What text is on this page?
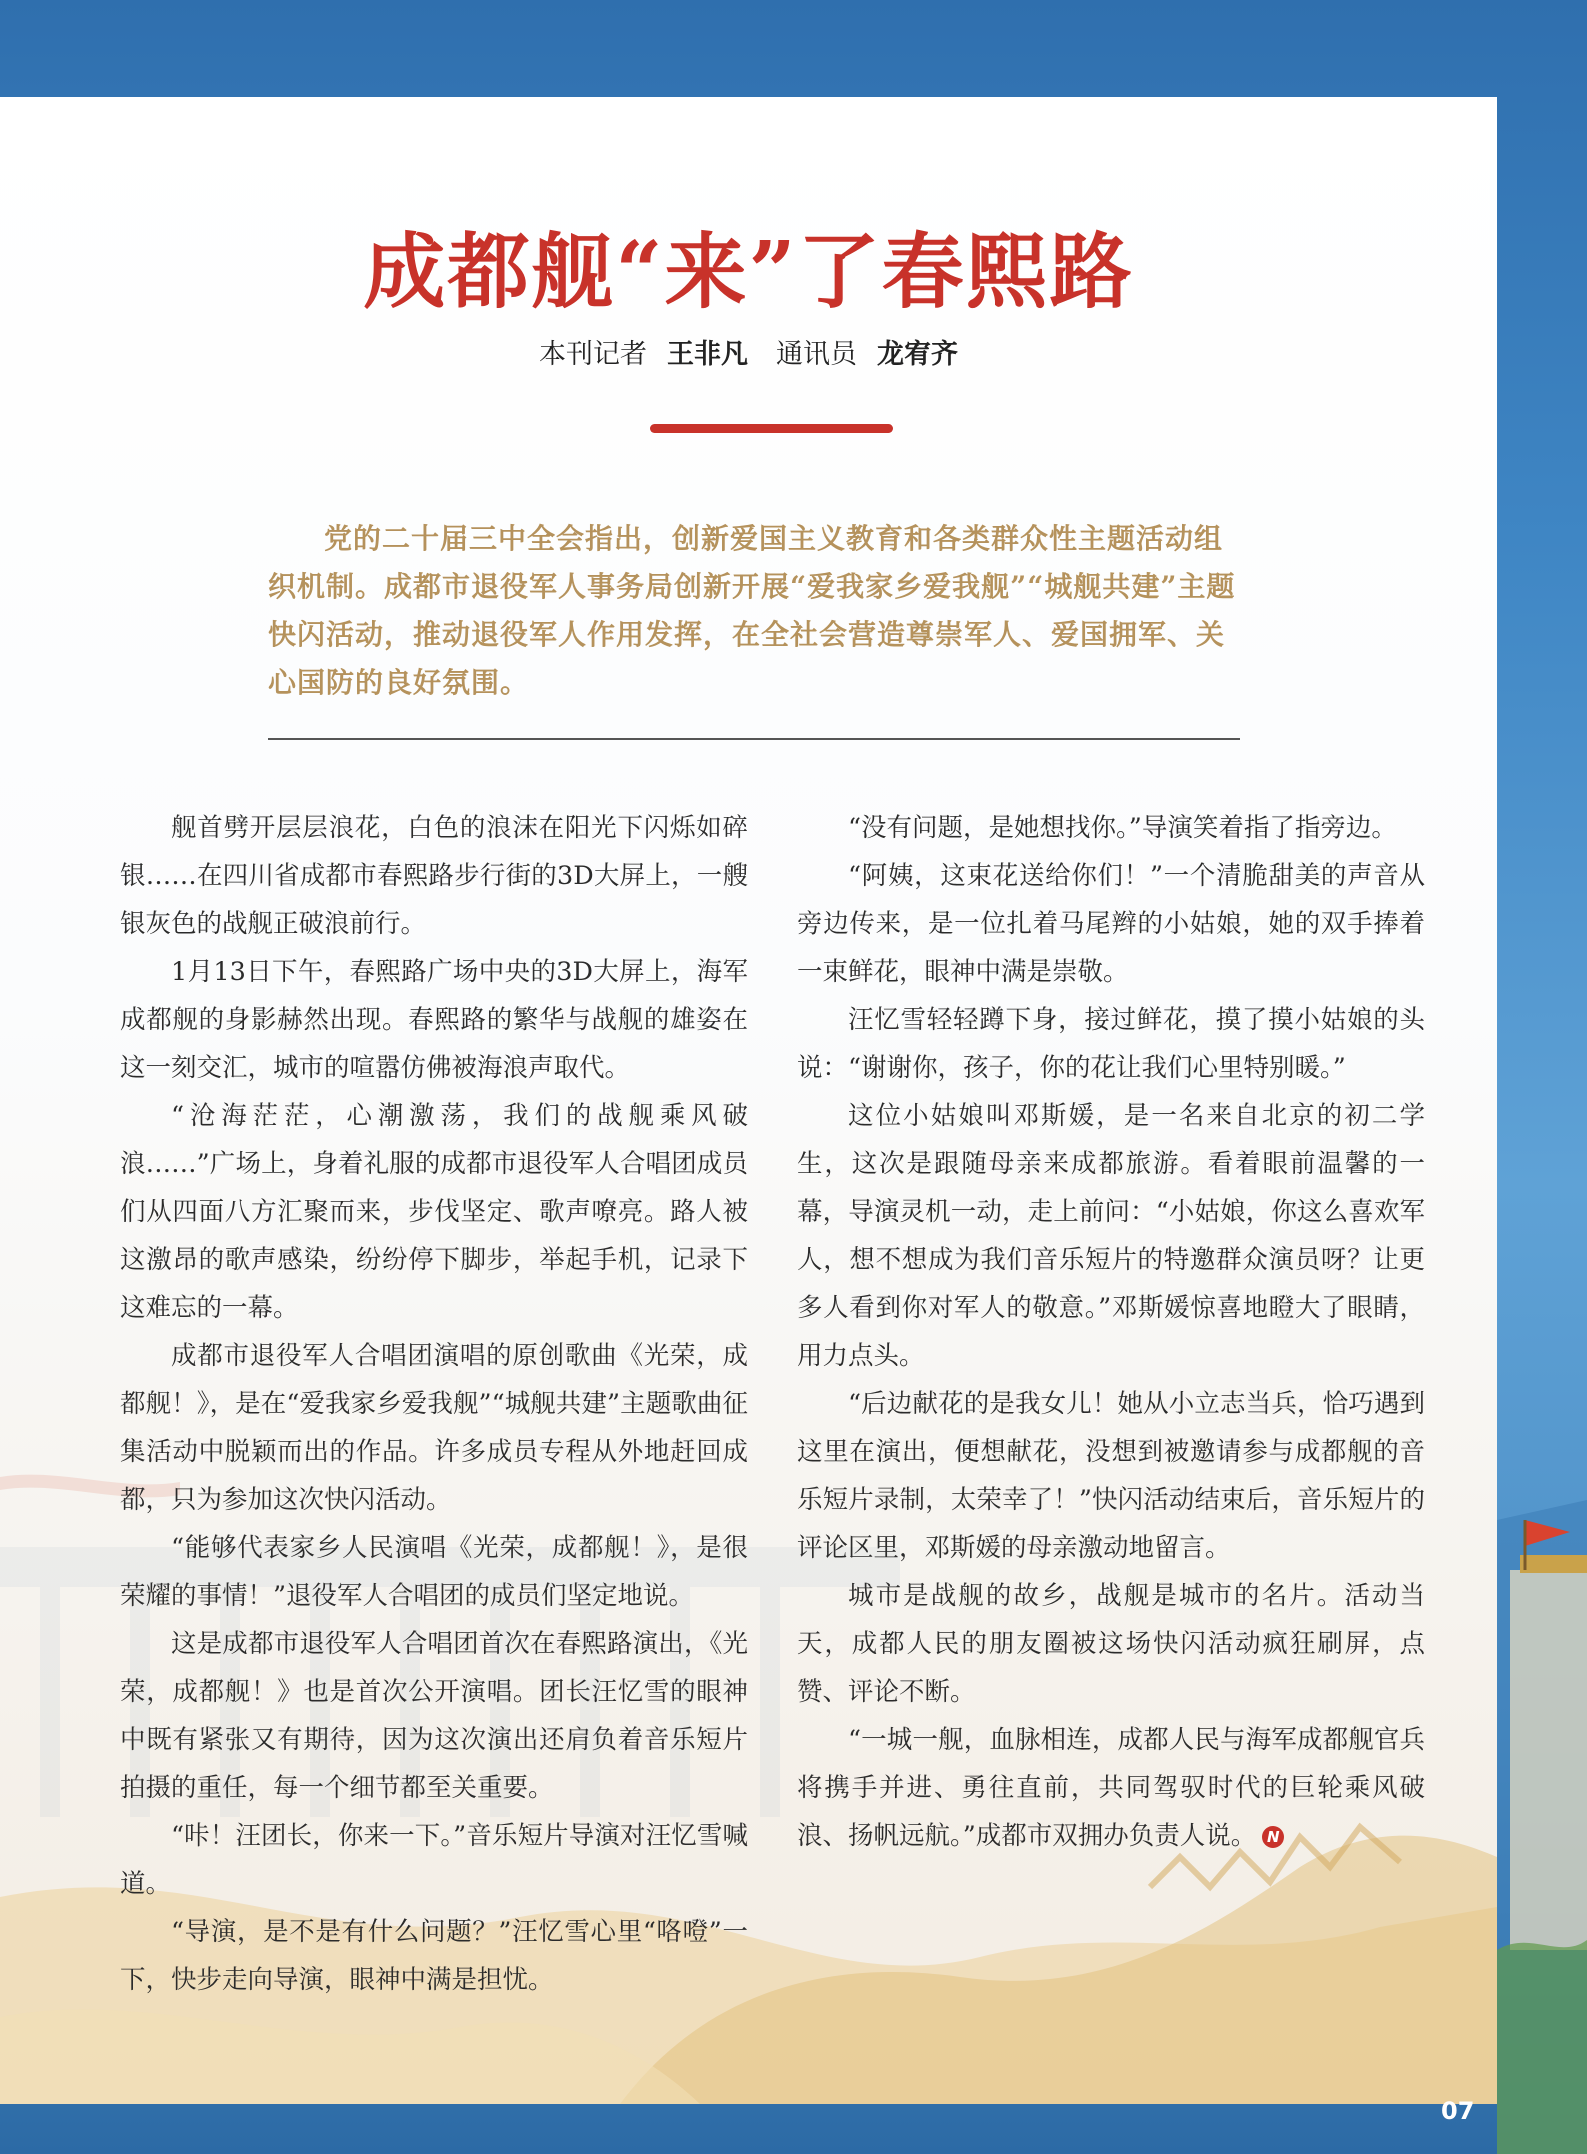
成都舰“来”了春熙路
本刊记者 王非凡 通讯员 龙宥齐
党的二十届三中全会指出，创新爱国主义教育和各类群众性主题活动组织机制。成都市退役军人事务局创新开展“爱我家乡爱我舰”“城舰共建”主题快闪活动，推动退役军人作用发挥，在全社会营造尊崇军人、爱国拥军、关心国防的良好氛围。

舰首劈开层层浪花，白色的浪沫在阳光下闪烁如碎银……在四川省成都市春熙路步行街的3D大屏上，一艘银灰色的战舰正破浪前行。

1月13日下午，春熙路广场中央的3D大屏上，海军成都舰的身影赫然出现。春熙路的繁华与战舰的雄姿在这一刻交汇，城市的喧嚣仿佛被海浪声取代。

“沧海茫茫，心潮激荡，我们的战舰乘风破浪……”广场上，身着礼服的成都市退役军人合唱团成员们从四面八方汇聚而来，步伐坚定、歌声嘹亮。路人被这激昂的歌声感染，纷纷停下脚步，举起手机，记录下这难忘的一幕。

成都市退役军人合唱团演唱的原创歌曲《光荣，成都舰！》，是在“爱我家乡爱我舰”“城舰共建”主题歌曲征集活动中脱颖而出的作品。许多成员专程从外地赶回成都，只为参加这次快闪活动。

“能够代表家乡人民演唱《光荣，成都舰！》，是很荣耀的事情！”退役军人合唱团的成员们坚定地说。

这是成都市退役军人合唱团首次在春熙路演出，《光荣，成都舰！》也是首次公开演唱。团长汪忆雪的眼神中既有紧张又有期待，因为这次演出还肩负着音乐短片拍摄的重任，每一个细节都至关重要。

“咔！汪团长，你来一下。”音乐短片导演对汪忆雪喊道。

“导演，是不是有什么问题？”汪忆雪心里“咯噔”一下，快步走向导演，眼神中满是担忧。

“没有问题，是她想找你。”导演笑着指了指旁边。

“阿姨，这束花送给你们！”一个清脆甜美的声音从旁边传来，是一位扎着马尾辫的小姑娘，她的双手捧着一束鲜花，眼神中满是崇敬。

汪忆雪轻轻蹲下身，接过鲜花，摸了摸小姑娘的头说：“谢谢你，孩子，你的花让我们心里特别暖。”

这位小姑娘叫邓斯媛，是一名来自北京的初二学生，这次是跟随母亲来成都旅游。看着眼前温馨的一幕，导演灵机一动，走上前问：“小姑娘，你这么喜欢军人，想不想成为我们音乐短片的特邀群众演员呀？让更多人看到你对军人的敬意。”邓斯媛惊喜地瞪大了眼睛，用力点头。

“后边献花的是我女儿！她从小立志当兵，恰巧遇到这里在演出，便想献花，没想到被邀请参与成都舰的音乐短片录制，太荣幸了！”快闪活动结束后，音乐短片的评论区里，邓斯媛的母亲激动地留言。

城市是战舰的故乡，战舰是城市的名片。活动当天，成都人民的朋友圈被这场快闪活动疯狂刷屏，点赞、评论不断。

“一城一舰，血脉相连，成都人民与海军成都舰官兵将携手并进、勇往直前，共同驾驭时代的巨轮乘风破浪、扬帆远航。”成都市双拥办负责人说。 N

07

==

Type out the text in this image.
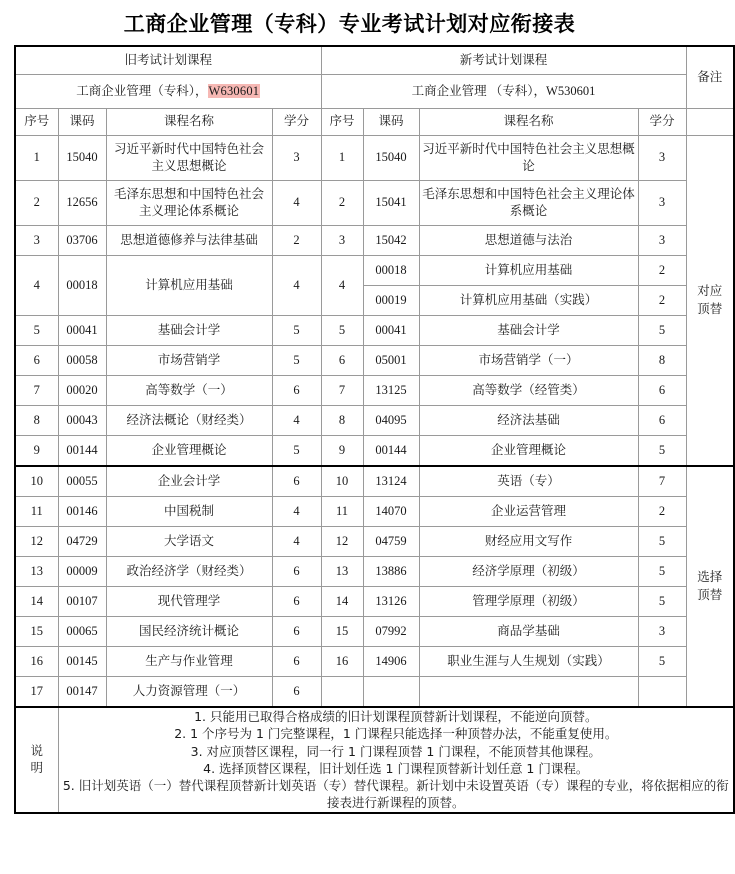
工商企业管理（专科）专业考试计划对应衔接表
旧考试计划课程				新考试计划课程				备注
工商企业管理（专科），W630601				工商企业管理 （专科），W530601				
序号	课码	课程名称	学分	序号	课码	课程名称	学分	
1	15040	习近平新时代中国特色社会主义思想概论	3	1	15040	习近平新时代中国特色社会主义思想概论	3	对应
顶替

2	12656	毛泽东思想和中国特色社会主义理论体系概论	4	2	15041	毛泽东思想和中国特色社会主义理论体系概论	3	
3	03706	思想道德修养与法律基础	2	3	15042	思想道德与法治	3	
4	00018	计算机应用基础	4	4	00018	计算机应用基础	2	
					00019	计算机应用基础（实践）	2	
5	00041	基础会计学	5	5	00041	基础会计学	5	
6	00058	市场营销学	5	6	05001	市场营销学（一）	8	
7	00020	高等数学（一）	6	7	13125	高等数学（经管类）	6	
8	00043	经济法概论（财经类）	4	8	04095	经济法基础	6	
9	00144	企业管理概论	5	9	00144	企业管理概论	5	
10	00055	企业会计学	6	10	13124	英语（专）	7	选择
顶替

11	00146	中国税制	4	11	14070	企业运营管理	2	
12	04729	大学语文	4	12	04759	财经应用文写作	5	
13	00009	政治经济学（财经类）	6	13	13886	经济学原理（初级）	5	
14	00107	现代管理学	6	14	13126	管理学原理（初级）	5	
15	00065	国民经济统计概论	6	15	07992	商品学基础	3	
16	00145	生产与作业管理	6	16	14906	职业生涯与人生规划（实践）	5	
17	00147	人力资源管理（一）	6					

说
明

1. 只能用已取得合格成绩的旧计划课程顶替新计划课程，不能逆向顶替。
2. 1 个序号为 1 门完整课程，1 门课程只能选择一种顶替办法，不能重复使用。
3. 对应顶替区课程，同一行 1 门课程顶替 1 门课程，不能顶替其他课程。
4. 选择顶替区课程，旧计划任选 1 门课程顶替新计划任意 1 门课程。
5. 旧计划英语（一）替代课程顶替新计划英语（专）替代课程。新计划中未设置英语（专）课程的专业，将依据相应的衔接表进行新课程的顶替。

YOUR INSTRUCTIONS = Show each line of the data that contains the string "text".

TASK RESPONSE =
What text is on this page?
Type out the text in this image.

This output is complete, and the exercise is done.